# Exercise description:
Read the listing and extract each line that includes the word "text".

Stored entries
-- START --
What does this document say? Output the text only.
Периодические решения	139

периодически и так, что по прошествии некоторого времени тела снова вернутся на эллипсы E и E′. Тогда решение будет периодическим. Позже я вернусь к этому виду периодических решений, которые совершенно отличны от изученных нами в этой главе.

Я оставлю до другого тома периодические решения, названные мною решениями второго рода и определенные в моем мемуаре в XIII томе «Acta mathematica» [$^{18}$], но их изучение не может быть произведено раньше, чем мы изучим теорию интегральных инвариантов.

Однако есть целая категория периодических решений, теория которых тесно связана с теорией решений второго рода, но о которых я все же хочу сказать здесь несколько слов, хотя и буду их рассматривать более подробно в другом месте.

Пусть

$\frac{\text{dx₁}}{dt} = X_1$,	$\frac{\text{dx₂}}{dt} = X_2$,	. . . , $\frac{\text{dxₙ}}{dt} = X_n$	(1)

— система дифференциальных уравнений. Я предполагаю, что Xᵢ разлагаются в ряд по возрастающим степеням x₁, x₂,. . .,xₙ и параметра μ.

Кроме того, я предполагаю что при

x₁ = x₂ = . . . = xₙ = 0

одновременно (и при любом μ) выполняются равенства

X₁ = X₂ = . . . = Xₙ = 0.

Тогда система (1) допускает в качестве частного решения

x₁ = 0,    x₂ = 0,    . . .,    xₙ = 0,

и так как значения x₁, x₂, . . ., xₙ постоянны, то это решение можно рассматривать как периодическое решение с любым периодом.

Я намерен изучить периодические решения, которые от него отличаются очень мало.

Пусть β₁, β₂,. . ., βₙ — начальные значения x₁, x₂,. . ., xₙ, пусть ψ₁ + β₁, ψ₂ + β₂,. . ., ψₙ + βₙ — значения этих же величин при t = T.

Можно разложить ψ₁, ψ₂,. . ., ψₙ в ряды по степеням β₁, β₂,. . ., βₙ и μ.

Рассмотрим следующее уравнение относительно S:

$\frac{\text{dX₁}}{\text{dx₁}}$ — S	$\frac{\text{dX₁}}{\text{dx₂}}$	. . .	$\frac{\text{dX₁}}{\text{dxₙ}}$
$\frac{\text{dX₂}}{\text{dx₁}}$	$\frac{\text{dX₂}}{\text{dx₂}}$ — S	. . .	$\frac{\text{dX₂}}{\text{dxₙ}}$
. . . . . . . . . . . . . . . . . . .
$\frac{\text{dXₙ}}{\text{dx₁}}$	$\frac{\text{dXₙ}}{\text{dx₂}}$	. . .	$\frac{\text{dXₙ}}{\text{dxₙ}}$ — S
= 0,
-- END --
# Exercise solution:
What does this document say? Output the text only.
$\frac{\text{dx₁}}{dt} = X_1$,	$\frac{\text{dx₂}}{dt} = X_2$,	. . . , $\frac{\text{dxₙ}}{dt} = X_n$	(1)
$\frac{\text{dX₁}}{\text{dx₁}}$ — S	$\frac{\text{dX₁}}{\text{dx₂}}$	. . .	$\frac{\text{dX₁}}{\text{dxₙ}}$
$\frac{\text{dX₂}}{\text{dx₁}}$	$\frac{\text{dX₂}}{\text{dx₂}}$ — S	. . .	$\frac{\text{dX₂}}{\text{dxₙ}}$
$\frac{\text{dXₙ}}{\text{dx₁}}$	$\frac{\text{dXₙ}}{\text{dx₂}}$	. . .	$\frac{\text{dXₙ}}{\text{dxₙ}}$ — S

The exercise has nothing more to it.